• Aim
Which lines hold the word "Professor"? Copy each of them from the material.

• Material provided
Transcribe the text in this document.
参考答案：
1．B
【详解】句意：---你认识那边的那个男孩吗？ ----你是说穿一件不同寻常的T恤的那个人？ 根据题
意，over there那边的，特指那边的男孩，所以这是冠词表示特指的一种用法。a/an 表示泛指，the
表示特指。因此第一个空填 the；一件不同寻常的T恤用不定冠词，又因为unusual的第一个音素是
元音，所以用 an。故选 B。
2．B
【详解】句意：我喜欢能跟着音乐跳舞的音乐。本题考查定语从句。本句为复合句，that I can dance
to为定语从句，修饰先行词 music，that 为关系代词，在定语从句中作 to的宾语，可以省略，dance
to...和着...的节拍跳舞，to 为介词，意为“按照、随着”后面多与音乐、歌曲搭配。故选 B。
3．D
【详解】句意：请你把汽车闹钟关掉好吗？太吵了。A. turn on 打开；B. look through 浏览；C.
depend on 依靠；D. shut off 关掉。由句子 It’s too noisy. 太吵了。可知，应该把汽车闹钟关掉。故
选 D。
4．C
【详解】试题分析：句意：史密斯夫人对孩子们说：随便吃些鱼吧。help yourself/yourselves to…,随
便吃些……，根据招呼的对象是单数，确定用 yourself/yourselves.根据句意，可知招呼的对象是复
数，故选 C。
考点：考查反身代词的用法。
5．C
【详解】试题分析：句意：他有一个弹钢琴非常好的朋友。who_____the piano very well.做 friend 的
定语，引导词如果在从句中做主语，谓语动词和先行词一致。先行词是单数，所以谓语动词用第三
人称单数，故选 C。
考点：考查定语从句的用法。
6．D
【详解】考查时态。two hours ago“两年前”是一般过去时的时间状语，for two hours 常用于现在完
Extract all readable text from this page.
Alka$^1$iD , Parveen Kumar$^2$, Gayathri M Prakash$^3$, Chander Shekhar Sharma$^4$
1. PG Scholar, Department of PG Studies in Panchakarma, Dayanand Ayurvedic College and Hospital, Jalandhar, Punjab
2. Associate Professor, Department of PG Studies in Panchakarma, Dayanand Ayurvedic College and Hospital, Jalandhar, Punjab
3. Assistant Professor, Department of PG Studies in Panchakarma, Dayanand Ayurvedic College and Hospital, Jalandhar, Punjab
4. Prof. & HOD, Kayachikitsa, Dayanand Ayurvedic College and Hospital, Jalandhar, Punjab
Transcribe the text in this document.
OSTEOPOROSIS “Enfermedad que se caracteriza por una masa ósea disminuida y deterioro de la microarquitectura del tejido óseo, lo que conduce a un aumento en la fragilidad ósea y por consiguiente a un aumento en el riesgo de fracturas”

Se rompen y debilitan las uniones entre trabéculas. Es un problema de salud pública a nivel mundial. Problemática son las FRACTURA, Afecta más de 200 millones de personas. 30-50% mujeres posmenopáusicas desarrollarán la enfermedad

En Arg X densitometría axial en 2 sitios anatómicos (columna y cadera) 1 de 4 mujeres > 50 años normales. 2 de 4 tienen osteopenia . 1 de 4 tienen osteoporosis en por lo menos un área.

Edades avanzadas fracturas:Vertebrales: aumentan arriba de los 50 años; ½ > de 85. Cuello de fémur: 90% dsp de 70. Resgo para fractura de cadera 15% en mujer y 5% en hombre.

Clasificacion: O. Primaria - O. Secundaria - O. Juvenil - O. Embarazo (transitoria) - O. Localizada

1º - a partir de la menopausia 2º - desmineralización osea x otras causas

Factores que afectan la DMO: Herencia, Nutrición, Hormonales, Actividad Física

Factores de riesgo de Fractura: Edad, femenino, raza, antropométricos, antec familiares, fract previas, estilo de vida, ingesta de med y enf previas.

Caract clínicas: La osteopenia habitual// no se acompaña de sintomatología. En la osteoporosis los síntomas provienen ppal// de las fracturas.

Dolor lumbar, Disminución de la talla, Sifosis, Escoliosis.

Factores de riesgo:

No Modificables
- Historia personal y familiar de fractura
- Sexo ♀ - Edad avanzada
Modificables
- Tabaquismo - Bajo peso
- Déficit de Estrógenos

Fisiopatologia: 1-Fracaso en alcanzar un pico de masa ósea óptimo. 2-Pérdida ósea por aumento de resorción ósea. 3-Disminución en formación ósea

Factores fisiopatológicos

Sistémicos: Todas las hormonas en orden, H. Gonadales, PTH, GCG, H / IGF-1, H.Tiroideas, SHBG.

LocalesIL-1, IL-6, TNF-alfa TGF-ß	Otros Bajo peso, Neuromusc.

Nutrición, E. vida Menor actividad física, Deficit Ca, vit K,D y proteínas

• Full output
2. Associate Professor, Department of PG Studies in Panchakarma, Dayanand Ayurvedic College and Hospital, Jalandhar, Punjab
3. Assistant Professor, Department of PG Studies in Panchakarma, Dayanand Ayurvedic College and Hospital, Jalandhar, Punjab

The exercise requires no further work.